[BEGIN Extracted text]

Nouakchott — The summit of lost hope
The Arab League’s vain half-day summit in Mauritania amounted to a declaration of its own collapse as a unifying framework for Arab leaders who are incapable of reaching a minimum accord to confront the perils threatening the Arab nation.
The July 25th meeting was the most genuine reflection of the state of Arab division and disarray, the worst since the League of Arab States was founded 70 years ago.
The Nouakchott meeting will be memorialised as the most poorly attended summit of the 22-member Arab League. Even Palestinians, whose cause was the catalyst behind the founding of the Arab League, were absent, raising fears that the meeting could be the last summit of what remains of the Arab nation.
What separates Arab states, including wars and political differences, is way bigger than what brings them together. The summit’s flowery statements were nothing but an obsolete recipe, which does not make any difference or any sense.
Instead of releasing statements of denial and pretence, the Arab summit should have made proposals for resolving the region’s many crises. That is why the only news from the summit was the opening in the presence of those who attended, while the redundant closing statement was deemed unworthy of space in the media.

[END Extracted text]

■ Prompt 1 ■
In the article on the Nouakchott summit, turn the paragraph that begins "The Nouakchott meeting will be memorialised" into a short bulleted list that keeps its main facts.
■ Prompt 2 ■
Using the article on the Nouakchott summit, answer each question briefly:
(a) On what date was the meeting held?
(b) How many members does the Arab League have?
(c) How many years ago was the League of Arab States founded, according to the article?
■ Prompt 3 ■
Pick up the article on the Nouakchott summit after its final sentence and keep writing.

[BEGIN Provided information]

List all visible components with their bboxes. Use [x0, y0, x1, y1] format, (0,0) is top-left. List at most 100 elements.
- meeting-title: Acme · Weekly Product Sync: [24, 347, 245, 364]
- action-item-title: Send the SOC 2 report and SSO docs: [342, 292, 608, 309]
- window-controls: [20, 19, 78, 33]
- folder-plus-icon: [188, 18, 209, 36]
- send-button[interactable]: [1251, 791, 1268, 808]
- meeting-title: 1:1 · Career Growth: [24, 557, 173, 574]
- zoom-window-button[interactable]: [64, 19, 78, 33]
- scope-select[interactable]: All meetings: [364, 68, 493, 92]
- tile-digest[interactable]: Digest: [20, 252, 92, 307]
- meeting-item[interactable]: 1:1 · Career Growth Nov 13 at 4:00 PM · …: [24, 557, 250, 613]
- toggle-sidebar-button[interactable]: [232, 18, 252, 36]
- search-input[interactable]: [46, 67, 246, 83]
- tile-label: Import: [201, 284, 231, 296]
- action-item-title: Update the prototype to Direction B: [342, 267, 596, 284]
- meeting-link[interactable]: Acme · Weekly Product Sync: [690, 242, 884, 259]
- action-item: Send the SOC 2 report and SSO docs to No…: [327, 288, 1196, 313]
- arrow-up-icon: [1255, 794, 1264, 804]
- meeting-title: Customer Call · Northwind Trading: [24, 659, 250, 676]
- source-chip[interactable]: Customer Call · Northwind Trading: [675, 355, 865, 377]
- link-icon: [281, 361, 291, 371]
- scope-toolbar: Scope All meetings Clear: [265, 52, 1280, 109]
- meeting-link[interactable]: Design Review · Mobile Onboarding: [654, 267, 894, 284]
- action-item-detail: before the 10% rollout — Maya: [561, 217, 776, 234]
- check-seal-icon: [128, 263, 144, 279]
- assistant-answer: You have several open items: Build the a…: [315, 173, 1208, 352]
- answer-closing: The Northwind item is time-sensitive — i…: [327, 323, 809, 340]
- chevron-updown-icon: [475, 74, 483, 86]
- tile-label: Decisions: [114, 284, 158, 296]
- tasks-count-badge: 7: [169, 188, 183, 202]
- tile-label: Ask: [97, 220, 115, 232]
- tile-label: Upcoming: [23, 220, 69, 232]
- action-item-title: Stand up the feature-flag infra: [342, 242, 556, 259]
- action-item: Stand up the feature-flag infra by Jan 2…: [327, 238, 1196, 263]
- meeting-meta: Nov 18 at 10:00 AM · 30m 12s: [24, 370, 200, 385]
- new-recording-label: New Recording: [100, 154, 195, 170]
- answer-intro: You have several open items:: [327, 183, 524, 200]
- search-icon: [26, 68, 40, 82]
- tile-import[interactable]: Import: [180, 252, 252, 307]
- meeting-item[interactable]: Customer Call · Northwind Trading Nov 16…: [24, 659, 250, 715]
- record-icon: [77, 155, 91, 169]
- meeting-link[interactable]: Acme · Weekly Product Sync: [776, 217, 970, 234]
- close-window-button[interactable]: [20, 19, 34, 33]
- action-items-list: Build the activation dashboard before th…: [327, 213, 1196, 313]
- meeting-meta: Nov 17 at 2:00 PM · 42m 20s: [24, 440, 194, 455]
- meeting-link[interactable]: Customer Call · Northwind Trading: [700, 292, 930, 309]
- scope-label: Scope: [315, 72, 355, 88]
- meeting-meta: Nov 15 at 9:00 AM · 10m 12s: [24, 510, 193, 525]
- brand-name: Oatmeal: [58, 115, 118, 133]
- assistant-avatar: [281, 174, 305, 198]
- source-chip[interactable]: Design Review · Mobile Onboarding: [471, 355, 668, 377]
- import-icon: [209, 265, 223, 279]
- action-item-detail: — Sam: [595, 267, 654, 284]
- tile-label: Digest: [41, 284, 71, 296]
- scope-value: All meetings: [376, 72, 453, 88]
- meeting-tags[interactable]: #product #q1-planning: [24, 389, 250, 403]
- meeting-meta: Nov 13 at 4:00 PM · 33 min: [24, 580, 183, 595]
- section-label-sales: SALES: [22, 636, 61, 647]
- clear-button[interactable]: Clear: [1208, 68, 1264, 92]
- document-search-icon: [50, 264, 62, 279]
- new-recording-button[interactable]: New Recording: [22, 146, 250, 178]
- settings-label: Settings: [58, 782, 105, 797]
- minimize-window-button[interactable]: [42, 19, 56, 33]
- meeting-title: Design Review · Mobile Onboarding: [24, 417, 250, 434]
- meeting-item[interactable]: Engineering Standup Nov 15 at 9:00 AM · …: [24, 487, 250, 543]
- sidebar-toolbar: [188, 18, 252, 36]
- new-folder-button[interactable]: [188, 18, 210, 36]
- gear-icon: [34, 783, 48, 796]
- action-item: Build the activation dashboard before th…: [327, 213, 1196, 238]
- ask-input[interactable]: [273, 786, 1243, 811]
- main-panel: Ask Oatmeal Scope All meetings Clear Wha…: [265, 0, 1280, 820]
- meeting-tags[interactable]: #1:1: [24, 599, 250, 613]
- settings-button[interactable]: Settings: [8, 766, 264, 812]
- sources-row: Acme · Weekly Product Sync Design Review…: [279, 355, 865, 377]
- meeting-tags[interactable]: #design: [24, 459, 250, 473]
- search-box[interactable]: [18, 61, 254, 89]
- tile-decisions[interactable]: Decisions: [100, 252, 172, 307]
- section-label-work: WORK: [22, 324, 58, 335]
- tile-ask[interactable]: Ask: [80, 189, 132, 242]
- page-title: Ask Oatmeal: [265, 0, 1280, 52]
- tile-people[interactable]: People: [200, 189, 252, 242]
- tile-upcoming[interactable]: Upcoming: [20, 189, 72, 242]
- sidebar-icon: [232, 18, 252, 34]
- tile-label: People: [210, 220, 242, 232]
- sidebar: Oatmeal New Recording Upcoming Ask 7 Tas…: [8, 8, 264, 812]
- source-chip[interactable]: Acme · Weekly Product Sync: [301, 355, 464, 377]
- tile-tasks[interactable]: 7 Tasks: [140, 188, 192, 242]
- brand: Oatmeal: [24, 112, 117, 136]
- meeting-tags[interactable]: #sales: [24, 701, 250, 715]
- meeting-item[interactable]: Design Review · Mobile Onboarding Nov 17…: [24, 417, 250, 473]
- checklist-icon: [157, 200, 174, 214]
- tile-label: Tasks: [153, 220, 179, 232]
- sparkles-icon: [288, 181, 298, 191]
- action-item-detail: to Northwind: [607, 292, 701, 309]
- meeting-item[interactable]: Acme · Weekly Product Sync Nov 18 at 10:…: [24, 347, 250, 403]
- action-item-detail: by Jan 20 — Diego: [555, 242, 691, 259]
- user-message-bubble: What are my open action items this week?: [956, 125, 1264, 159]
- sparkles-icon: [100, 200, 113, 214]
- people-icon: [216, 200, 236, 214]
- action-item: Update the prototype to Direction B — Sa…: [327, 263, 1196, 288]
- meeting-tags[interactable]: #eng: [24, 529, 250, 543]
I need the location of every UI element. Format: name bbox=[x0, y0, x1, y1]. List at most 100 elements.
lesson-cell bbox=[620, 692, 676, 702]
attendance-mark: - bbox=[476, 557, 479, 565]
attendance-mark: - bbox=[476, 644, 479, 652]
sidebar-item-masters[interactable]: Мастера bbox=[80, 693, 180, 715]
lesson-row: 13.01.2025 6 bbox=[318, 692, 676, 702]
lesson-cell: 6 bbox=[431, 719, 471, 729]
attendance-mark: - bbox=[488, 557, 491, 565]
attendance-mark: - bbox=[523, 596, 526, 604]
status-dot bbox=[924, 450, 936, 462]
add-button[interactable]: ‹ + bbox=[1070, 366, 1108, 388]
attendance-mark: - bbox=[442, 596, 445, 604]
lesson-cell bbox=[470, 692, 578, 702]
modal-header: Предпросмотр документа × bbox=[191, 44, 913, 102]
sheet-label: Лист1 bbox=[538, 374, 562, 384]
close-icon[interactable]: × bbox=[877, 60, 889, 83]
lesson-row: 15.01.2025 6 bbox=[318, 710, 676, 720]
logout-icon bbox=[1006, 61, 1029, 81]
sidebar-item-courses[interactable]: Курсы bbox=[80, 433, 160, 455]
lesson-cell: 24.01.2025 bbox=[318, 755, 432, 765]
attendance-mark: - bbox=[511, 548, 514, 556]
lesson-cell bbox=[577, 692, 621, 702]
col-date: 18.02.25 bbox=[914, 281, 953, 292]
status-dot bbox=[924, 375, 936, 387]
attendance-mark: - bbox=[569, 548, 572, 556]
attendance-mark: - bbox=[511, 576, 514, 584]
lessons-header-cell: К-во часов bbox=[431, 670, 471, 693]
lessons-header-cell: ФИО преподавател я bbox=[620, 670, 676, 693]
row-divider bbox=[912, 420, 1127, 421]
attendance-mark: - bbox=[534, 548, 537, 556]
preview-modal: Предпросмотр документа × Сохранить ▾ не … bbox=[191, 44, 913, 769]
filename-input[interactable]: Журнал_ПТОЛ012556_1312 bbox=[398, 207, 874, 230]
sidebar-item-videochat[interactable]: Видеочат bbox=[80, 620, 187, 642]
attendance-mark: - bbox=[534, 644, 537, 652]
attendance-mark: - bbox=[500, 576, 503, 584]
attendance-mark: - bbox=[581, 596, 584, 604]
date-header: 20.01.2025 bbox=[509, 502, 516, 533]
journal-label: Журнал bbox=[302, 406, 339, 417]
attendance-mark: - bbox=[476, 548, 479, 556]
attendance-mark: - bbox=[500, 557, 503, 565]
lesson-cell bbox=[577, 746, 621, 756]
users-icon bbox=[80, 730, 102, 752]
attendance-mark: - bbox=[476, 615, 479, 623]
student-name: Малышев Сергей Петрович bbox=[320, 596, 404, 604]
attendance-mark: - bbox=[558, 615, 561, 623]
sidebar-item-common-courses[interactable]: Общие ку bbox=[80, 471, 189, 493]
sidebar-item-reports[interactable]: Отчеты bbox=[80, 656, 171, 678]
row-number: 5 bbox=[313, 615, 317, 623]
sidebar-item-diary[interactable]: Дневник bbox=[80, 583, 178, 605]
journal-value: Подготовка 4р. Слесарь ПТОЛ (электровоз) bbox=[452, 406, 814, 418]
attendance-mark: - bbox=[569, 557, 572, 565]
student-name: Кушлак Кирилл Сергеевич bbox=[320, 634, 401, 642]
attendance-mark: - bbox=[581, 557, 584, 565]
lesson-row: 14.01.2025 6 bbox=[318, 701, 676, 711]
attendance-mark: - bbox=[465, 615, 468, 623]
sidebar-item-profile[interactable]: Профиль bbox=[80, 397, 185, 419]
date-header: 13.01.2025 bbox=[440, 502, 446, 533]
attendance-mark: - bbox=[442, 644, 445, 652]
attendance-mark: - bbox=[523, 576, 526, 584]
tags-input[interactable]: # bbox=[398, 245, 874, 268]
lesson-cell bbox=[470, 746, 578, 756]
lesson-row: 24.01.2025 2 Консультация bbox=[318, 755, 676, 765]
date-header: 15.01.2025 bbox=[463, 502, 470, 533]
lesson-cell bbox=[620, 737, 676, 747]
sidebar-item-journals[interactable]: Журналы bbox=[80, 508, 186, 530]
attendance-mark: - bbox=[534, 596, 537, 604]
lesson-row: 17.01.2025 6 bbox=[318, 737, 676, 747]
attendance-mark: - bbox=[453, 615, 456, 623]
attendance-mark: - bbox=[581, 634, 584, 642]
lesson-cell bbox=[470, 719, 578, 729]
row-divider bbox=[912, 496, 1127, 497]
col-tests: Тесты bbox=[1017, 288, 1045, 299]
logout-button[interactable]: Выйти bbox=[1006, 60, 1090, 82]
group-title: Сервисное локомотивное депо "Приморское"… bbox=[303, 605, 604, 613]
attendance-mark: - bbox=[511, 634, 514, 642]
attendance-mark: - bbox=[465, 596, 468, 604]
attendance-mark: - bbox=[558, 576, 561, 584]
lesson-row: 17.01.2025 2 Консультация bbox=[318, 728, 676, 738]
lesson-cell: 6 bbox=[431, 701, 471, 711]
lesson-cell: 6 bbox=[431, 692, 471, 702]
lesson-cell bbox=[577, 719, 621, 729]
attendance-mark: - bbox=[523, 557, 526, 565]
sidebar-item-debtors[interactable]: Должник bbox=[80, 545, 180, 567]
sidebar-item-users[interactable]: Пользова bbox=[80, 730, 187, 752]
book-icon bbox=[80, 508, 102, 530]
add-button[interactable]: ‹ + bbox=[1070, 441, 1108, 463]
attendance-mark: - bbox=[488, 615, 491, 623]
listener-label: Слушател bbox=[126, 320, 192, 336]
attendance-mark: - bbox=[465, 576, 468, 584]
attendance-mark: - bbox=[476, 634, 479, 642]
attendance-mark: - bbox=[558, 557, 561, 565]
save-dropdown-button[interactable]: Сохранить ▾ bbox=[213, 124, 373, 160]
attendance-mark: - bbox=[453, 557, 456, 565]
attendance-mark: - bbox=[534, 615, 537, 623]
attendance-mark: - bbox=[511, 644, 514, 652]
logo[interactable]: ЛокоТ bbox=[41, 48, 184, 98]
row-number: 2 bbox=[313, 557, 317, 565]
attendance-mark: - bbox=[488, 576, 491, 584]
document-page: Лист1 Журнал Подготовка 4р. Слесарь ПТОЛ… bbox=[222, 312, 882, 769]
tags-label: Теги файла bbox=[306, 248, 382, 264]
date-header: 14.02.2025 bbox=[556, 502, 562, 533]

[END Provided information]

■ Right answer 1 ■
- The Nouakchott meeting will be remembered as the most poorly attended summit of the 22-member Arab League.
- Even the Palestinians were absent, though their cause was the catalyst for founding the League.
- Their absence raised fears that this could be the last summit of what remains of the Arab nation.

■ Right answer 2 ■
(a) July 25th
(b) 22
(c) 70 years ago

■ Right answer 3 ■
When the large majority of Arab countries were strong and run by tenacious regimes, the summits consistently failed to come up with solutions to the host of complex and entangled issues faced. So, why should anyone expect the summit of lost hope in Nouakchott to succeed at a time when crises have multiplied and become more intricate, a time when the region is falling apart, with some countries almost disappearing from the map while others are plagued with terrorism and yet others hijacked by militias and parties working according to foreign agendas, irrespective of their countries’ interests and the future of the Arab nation?
Arab leaders have been meeting to no avail for 70 years to review and discuss means to recover Palestine, which was seized by the Zionists from its own people, and without succeeding in recovering one inch of the usurped land. How would anyone expect them to be able to act now, in such a state of disarray, to deal with the enemy (Israel) or countries seized by terrorism and others usurped by armed militias and reeling under ignorance, tribalism and fanaticism?
Dangers hanging over the Arab world have two main origins — economy and security. The two go together, though security takes priority, since economy cannot develop and flourish without security.
Hence, efforts have been aimed at safeguarding Arab national security at the expense of the Arabs’ core cause, Palestine. But the problem lies in the fact that certain Arab states have failed to properly maintain their own security and lacked the decency to name matters as they are and to define terrorism that some have helped create and expand.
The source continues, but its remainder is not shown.